Written exercise —
Collect every line in the entries below that contains the string "Text".

----- Provided data

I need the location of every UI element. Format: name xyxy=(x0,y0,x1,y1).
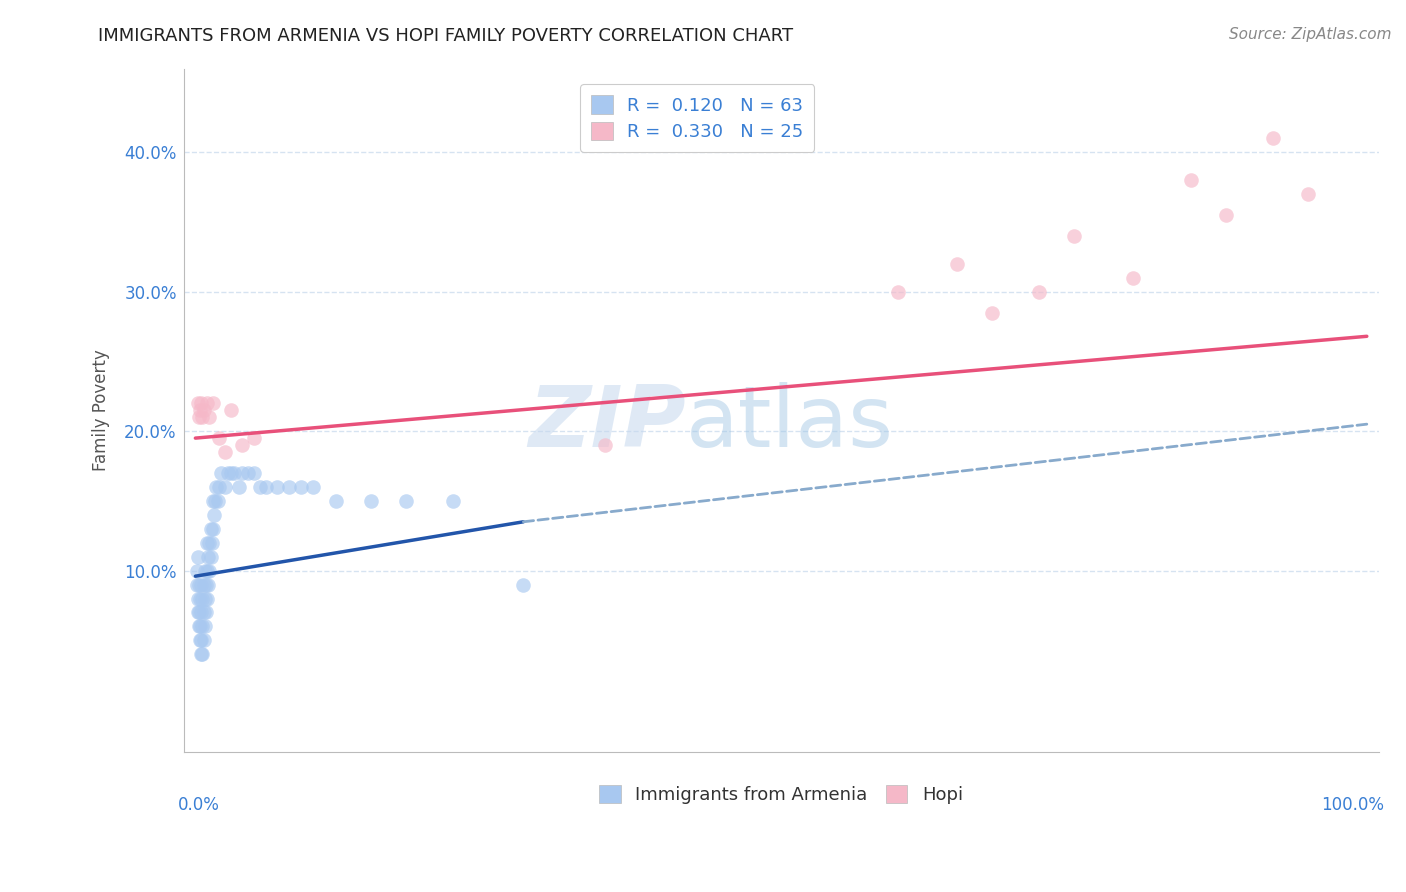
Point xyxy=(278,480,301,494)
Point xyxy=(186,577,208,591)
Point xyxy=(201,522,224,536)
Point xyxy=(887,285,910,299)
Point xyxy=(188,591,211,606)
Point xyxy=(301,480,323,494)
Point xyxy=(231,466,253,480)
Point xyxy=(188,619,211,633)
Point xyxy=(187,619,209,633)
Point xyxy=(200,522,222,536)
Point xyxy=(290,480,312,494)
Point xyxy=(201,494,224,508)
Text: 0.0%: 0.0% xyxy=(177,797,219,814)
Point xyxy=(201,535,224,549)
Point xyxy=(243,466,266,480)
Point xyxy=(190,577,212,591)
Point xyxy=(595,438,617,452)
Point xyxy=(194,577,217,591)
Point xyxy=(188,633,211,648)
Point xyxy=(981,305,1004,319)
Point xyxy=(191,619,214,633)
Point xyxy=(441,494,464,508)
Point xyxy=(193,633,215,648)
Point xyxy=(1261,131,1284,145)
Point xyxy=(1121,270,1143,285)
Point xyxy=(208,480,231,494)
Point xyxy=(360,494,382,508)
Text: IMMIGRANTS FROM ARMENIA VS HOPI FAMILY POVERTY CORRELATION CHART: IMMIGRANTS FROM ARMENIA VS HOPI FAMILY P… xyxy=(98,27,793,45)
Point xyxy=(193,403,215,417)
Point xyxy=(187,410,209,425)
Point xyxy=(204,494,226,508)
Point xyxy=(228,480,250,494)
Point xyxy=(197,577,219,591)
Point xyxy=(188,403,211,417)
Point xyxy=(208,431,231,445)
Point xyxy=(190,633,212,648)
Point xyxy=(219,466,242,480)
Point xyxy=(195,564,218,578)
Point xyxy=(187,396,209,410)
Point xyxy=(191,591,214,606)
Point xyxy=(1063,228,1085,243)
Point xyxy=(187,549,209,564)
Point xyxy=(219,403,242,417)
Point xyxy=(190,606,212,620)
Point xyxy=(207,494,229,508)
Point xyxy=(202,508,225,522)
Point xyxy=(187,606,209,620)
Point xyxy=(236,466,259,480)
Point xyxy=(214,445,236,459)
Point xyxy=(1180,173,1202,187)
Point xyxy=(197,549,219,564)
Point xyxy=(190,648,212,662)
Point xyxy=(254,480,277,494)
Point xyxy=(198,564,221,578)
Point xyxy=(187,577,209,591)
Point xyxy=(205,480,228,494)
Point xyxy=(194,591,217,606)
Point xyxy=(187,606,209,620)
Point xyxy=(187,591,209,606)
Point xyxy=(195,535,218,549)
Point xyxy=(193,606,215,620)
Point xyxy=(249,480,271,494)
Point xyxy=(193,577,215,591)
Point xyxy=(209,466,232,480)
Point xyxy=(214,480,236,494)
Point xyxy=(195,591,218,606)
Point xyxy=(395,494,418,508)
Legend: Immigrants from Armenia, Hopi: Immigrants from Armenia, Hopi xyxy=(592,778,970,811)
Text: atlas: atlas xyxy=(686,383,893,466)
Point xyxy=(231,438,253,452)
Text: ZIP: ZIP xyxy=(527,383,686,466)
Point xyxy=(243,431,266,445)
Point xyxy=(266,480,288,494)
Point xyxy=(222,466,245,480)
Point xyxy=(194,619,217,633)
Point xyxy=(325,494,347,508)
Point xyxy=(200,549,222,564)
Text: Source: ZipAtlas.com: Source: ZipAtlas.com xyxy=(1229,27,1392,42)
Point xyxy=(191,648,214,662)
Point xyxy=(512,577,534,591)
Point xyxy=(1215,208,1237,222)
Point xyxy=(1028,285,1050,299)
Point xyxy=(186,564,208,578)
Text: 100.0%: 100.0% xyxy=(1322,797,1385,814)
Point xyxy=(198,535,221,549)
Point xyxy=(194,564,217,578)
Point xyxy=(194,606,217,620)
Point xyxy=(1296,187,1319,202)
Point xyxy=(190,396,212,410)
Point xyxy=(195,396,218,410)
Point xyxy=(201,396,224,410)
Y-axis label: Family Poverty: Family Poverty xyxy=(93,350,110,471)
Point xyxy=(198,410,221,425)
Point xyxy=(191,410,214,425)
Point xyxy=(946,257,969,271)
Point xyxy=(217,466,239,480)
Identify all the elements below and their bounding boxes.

----------

In response —
Text: 0.0%: 0.0% xyxy=(177,797,219,814)
Text: IMMIGRANTS FROM ARMENIA VS HOPI FAMILY POVERTY CORRELATION CHART: IMMIGRANTS FROM ARMENIA VS HOPI FAMILY P… xyxy=(98,27,793,45)
Text: atlas: atlas xyxy=(686,383,893,466)
Text: ZIP: ZIP xyxy=(527,383,686,466)
Text: Source: ZipAtlas.com: Source: ZipAtlas.com xyxy=(1229,27,1392,42)
Text: 100.0%: 100.0% xyxy=(1322,797,1385,814)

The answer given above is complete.